Collected data entries:
####################
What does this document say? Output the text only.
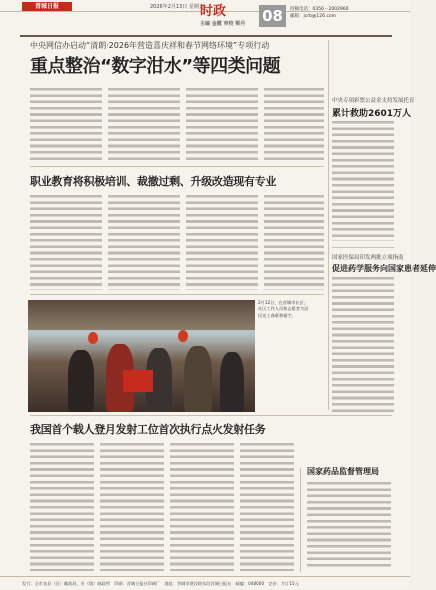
晋城日报	2026年2月13日 星期五
时政
主编 金霞 审校 梁丹 08	投稿电话：0356－2002960
邮箱：jcrb@126.com
中央网信办启动“清朗·2026年营造喜庆祥和春节网络环境”专项行动
重点整治“数字泔水”等四类问题
职业教育将积极培训、裁撤过剩、升级改造现有专业
中央专项彩票公益金支持发展托育
累计救助2601万人
国家医保局印发两批立项指南
促进药学服务向国家患者延伸
2月12日，在晋城市社区，社区工作人员和志愿者为居民送上春联和福字。
我国首个载人登月发射工位首次执行点火发射任务
国家药品监督管理局
发行：全市各县（区）邮政局，乡（镇）邮政所　印刷：晋城日报社印刷厂　地址：晋城市建设路东段晋城日报社　邮编：048000　定价：月订15元
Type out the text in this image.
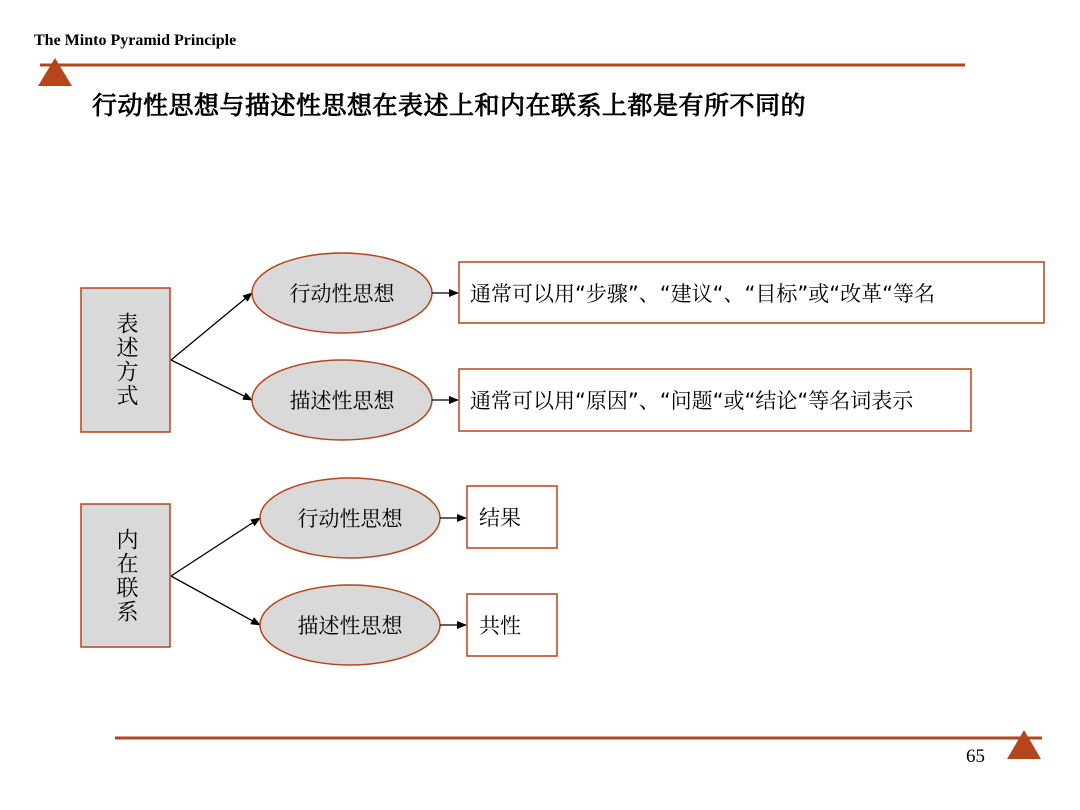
The Minto Pyramid Principle
行动性思想与描述性思想在表述上和内在联系上都是有所不同的
表述方式
行动性思想
描述性思想
通常可以用“步骤”、“建议“、“目标”或“改革“等名
通常可以用“原因”、“问题“或“结论“等名词表示
内在联系
行动性思想
描述性思想
结果
共性
65
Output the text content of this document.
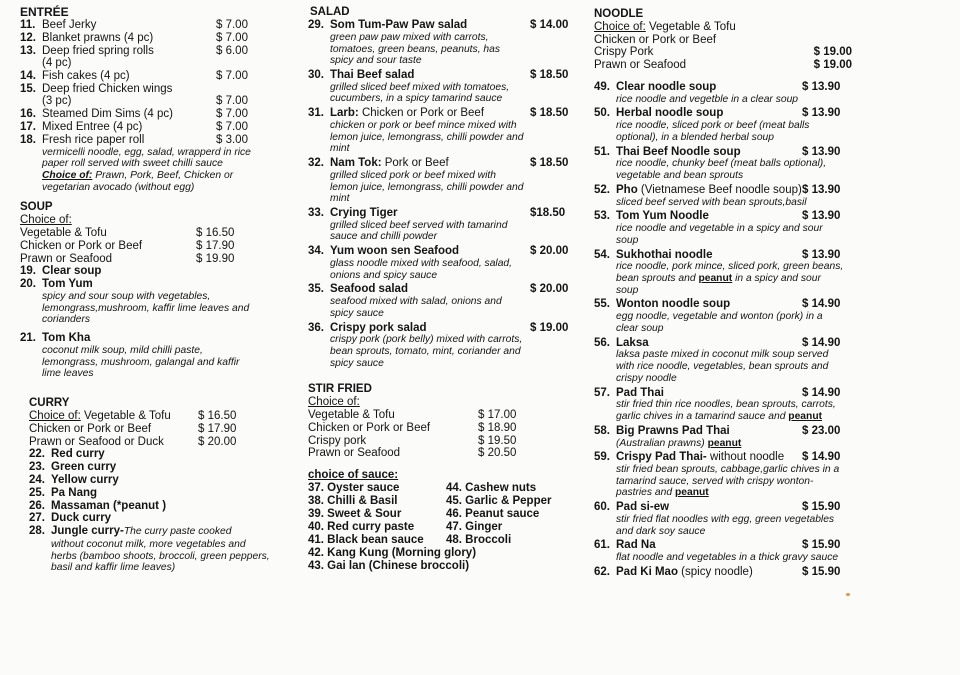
ENTRÉE
11. Beef Jerky	$ 7.00
12. Blanket prawns (4 pc)	$ 7.00
13. Deep fried spring rolls	$ 6.00
(4 pc)
14. Fish cakes (4 pc)	$ 7.00
15. Deep fried Chicken wings
(3 pc)	$ 7.00
16. Steamed Dim Sims (4 pc)	$ 7.00
17. Mixed Entree (4 pc)	$ 7.00
18. Fresh rice paper roll	$ 3.00
vermicelli noodle, egg, salad, wrapperd in rice paper roll served with sweet chilli sauce
Choice of: Prawn, Pork, Beef, Chicken or vegetarian avocado (without egg)
SOUP
Choice of:
Vegetable & Tofu	$ 16.50
Chicken or Pork or Beef	$ 17.90
Prawn or Seafood	$ 19.90
19. Clear soup
20. Tom Yum
spicy and sour soup with vegetables, lemongrass,mushroom, kaffir lime leaves and corianders
21. Tom Kha
coconut milk soup, mild chilli paste, lemongrass, mushroom, galangal and kaffir lime leaves
CURRY
Choice of: Vegetable & Tofu	$ 16.50
Chicken or Pork or Beef	$ 17.90
Prawn or Seafood or Duck	$ 20.00
22. Red curry
23. Green curry
24. Yellow curry
25. Pa Nang
26. Massaman (*peanut )
27. Duck curry
28. Jungle curry-The curry paste cooked
without coconut milk, more vegetables and herbs (bamboo shoots, broccoli, green peppers, basil and kaffir lime leaves)
SALAD
29. Som Tum-Paw Paw salad	$ 14.00
green paw paw mixed with carrots, tomatoes, green beans, peanuts, has spicy and sour taste
30. Thai Beef salad	$ 18.50
grilled sliced beef mixed with tomatoes, cucumbers, in a spicy tamarind sauce
31. Larb: Chicken or Pork or Beef	$ 18.50
chicken or pork or beef mince mixed with lemon juice, lemongrass, chilli powder and mint
32. Nam Tok: Pork or Beef	$ 18.50
grilled sliced pork or beef mixed with lemon juice, lemongrass, chilli powder and mint
33. Crying Tiger	$18.50
grilled sliced beef served with tamarind sauce and chilli powder
34. Yum woon sen Seafood	$ 20.00
glass noodle mixed with seafood, salad, onions and spicy sauce
35. Seafood salad	$ 20.00
seafood mixed with salad, onions and spicy sauce
36. Crispy pork salad	$ 19.00
crispy pork (pork belly) mixed with carrots, bean sprouts, tomato, mint, coriander and spicy sauce
STIR FRIED
Choice of:
Vegetable & Tofu	$ 17.00
Chicken or Pork or Beef	$ 18.90
Crispy pork	$ 19.50
Prawn or Seafood	$ 20.50
choice of sauce:
37. Oyster sauce
38. Chilli & Basil
39. Sweet & Sour
40. Red curry paste
41. Black bean sauce
44. Cashew nuts
45. Garlic & Pepper
46. Peanut sauce
47. Ginger
48. Broccoli
42. Kang Kung (Morning glory)
43. Gai lan (Chinese broccoli)
NOODLE
Choice of: Vegetable & Tofu
Chicken or Pork or Beef
Crispy Pork	$ 19.00
Prawn or Seafood	$ 19.00
49. Clear noodle soup	$ 13.90
rice noodle and vegetble in a clear soup
50. Herbal noodle soup	$ 13.90
rice noodle, sliced pork or beef (meat balls optional), in a blended herbal soup
51. Thai Beef Noodle soup	$ 13.90
rice noodle, chunky beef (meat balls optional), vegetable and bean sprouts
52. Pho (Vietnamese Beef noodle soup) $ 13.90
sliced beef served with bean sprouts,basil
53. Tom Yum Noodle	$ 13.90
rice noodle and vegetable in a spicy and sour soup
54. Sukhothai noodle	$ 13.90
rice noodle, pork mince, sliced pork, green beans, bean sprouts and peanut in a spicy and sour soup
55. Wonton noodle soup	$ 14.90
egg noodle, vegetable and wonton (pork) in a clear soup
56. Laksa	$ 14.90
laksa paste mixed in coconut milk soup served with rice noodle, vegetables, bean sprouts and crispy noodle
57. Pad Thai	$ 14.90
stir fried thin rice noodles, bean sprouts, carrots, garlic chives in a tamarind sauce and peanut
58. Big Prawns Pad Thai	$ 23.00
(Australian prawns) peanut
59. Crispy Pad Thai- without noodle	$ 14.90
stir fried bean sprouts, cabbage,garlic chives in a tamarind sauce, served with crispy wonton-pastries and peanut
60. Pad si-ew	$ 15.90
stir fried flat noodles with egg, green vegetables and dark soy sauce
61. Rad Na	$ 15.90
flat noodle and vegetables in a thick gravy sauce
62. Pad Ki Mao (spicy noodle)	$ 15.90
####################
Within the listing above, copy each line that has the string "tamarind".

grilled sliced beef mixed with tomatoes, cucumbers, in a spicy tamarind sauce
grilled sliced beef served with tamarind sauce and chilli powder
stir fried thin rice noodles, bean sprouts, carrots, garlic chives in a tamarind sauce and peanut
stir fried bean sprouts, cabbage,garlic chives in a tamarind sauce, served with crispy wonton-pastries and peanut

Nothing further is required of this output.